■ Objective: Copy each line that contains the word "Stagflation".

■ Exercise data:

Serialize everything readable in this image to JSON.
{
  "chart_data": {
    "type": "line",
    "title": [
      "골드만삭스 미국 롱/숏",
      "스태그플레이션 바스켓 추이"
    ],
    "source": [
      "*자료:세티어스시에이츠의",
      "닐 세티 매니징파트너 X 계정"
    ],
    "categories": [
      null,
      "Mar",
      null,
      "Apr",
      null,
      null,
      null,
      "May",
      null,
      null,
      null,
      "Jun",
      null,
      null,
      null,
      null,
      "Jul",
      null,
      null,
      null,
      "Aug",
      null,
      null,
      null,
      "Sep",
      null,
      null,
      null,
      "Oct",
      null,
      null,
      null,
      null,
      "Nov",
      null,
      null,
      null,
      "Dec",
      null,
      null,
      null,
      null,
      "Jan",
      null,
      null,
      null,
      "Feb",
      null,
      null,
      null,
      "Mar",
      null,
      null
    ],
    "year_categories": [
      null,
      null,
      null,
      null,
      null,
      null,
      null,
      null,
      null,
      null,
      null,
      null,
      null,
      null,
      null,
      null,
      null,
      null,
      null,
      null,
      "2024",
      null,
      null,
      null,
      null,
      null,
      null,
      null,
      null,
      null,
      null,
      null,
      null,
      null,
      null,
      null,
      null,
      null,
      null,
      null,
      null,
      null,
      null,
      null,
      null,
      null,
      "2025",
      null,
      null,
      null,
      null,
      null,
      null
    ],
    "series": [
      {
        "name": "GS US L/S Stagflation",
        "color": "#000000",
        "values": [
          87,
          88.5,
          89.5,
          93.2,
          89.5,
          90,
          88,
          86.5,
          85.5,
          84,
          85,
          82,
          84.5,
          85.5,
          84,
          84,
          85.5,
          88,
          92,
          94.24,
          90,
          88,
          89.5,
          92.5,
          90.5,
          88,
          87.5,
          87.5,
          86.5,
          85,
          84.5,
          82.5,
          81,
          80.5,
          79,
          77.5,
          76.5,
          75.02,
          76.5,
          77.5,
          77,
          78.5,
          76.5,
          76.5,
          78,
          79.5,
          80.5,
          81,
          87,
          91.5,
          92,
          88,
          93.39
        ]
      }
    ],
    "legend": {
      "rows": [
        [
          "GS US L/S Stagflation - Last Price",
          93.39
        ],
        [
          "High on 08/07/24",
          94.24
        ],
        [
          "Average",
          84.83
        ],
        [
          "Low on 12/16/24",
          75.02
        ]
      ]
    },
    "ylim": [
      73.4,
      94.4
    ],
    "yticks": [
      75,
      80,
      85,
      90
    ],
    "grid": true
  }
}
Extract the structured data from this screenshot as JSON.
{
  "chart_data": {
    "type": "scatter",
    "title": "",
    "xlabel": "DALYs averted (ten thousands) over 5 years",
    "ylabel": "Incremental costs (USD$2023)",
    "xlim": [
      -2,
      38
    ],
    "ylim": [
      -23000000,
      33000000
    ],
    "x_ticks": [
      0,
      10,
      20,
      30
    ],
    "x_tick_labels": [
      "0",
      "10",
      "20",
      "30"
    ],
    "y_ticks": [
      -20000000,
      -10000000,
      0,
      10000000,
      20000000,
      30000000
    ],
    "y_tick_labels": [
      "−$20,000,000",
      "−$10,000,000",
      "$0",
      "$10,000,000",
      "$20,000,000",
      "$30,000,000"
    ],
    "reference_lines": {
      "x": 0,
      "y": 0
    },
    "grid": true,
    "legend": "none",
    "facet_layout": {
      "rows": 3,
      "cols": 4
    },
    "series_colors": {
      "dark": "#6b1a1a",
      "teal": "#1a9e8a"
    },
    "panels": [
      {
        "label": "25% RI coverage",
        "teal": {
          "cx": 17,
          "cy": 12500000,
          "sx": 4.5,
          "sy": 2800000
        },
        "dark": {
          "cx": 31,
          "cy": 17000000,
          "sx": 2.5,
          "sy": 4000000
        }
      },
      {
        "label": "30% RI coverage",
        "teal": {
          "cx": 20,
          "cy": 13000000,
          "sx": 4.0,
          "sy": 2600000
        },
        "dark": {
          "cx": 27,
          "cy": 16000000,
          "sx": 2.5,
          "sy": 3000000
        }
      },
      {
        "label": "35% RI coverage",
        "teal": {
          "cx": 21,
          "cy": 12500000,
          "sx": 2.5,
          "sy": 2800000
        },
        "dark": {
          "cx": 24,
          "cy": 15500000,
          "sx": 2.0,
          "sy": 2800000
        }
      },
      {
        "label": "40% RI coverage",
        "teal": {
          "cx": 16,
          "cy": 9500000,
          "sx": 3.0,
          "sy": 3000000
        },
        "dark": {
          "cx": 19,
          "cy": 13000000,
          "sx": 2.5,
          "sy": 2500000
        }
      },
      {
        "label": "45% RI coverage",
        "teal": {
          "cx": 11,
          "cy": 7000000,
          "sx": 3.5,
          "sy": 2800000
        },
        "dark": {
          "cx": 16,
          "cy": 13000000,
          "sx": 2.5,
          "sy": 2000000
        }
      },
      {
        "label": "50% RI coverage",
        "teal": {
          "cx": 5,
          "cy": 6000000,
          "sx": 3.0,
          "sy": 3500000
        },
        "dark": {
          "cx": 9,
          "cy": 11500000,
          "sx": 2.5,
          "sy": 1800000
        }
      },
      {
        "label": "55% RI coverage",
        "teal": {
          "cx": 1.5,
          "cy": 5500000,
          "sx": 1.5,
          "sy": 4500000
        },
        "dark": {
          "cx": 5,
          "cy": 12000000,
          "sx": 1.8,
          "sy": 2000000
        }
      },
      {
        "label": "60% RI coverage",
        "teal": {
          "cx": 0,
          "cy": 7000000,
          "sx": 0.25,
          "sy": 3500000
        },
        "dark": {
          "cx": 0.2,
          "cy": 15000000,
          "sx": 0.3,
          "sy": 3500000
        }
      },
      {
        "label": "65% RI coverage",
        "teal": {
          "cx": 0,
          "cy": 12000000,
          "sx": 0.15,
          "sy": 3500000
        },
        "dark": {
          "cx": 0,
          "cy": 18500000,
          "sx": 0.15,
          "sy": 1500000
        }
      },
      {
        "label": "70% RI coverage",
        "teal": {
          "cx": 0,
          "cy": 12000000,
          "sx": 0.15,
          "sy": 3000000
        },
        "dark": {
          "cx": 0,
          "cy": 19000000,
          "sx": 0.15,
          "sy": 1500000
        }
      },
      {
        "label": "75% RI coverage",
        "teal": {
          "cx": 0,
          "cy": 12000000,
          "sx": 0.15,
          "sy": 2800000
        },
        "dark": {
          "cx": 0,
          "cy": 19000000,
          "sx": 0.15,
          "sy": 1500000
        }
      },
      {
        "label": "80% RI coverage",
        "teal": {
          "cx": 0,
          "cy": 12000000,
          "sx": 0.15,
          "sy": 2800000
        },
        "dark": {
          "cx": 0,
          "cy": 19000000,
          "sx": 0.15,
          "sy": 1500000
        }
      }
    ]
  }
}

■ Solution to this exercise:
        "name": "GS US L/S Stagflation",
          "GS US L/S Stagflation - Last Price",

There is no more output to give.